ESERCIZIO ASSEGNATO
Trascrivi senza modifiche il passo della recensione di El especialista de Barcelona che si apre con le parole contenenti "08 May 2014" e si chiude con "al Busi scrittore.".

DOCUMENTO DI PARTENZA
08 May 2014

Letter from Lhasa, number 344.
El especialista de Barcelona

Letter from Lhasa, number 344. El especialista de Barcelona
by Roberto Abraham Scaruffi

Busi, A., El especialista de Barcelona, Dalai Editore, Milano, Italy, 2012.
(Busi 2012).
Busi Aldo


Per quanto non letterariamente rilevanti, le dediche iniziali fanno..., ...come dire in linguaggio elegante che..., che fanno..., sì, insomma, ...fanno pisciare. Dato che le dediche che possono eccitare qualcuno farebbero inevitabilmente pisciare qualche d’un altro, non è che le specifiche dediche facciano necessariamente pisciare tutti... In realtà, si potrebbe generalizzare che qualunque tipo di dedica, forse non solo le dediche a persone, faccia pisciare. Un autore serio che volesse mantenesi serio se le eviterebbe. Sono probabilmente un cedimento psicologico e culturale del Busi personaggio mediatico al Busi scrittore. 

È un’insicurezza caratteriale coprirsi dietro al lustro, o supposto tale, di altri. Gli adolescenti lo amano. Crogiolarsi in tali pratiche nella senilità non sembra scelta matura e saggia. Beh, Busi ha conservato l’irruenza di un bimbo ribelle, per quanto possa poi mai essere davvero ribelle un bimbo....

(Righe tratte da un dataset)

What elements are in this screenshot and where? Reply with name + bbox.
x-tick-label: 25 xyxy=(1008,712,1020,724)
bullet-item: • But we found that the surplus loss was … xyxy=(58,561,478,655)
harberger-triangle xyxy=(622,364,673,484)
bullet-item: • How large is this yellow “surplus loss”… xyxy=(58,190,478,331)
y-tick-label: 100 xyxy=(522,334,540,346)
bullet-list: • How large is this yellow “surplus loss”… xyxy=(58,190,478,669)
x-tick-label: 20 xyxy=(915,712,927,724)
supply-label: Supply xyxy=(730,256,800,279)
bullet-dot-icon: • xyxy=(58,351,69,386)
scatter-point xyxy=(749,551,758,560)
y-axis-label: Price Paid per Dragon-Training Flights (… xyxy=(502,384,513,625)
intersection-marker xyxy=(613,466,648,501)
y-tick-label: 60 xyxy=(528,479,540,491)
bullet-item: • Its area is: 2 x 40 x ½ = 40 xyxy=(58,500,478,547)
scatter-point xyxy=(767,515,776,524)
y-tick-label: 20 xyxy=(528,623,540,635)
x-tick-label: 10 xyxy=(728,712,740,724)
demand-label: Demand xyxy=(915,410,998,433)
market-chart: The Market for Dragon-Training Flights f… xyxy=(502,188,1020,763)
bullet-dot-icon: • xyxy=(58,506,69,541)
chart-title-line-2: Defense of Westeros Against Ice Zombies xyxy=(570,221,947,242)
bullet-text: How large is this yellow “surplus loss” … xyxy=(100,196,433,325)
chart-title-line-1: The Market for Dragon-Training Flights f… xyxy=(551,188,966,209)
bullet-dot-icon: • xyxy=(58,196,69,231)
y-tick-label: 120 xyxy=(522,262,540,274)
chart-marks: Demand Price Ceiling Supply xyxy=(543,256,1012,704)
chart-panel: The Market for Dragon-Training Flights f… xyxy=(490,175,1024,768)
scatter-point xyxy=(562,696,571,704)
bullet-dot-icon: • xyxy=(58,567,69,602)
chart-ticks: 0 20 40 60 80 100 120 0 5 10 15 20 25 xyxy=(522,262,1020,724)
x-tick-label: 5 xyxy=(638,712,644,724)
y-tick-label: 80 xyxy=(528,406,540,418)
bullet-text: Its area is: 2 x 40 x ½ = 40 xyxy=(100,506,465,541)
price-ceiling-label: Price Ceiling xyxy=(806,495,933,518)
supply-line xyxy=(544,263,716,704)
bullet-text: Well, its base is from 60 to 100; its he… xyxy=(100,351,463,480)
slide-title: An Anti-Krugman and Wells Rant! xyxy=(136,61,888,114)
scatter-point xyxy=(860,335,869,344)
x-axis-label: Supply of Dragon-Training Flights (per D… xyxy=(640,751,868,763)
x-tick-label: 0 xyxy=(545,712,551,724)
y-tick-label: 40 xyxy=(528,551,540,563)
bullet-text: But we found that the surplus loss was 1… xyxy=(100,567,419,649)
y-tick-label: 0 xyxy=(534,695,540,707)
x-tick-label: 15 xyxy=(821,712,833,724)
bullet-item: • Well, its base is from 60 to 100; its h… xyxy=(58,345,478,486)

SOLUZIONE
08 May 2014

Letter from Lhasa, number 344.
El especialista de Barcelona

Letter from Lhasa, number 344. El especialista de Barcelona
by Roberto Abraham Scaruffi

Busi, A., El especialista de Barcelona, Dalai Editore, Milano, Italy, 2012.
(Busi 2012).
Busi Aldo


Per quanto non letterariamente rilevanti, le dediche iniziali fanno..., ...come dire in linguaggio elegante che..., che fanno..., sì, insomma, ...fanno pisciare. Dato che le dediche che possono eccitare qualcuno farebbero inevitabilmente pisciare qualche d’un altro, non è che le specifiche dediche facciano necessariamente pisciare tutti... In realtà, si potrebbe generalizzare che qualunque tipo di dedica, forse non solo le dediche a persone, faccia pisciare. Un autore serio che volesse mantenesi serio se le eviterebbe. Sono probabilmente un cedimento psicologico e culturale del Busi personaggio mediatico al Busi scrittore.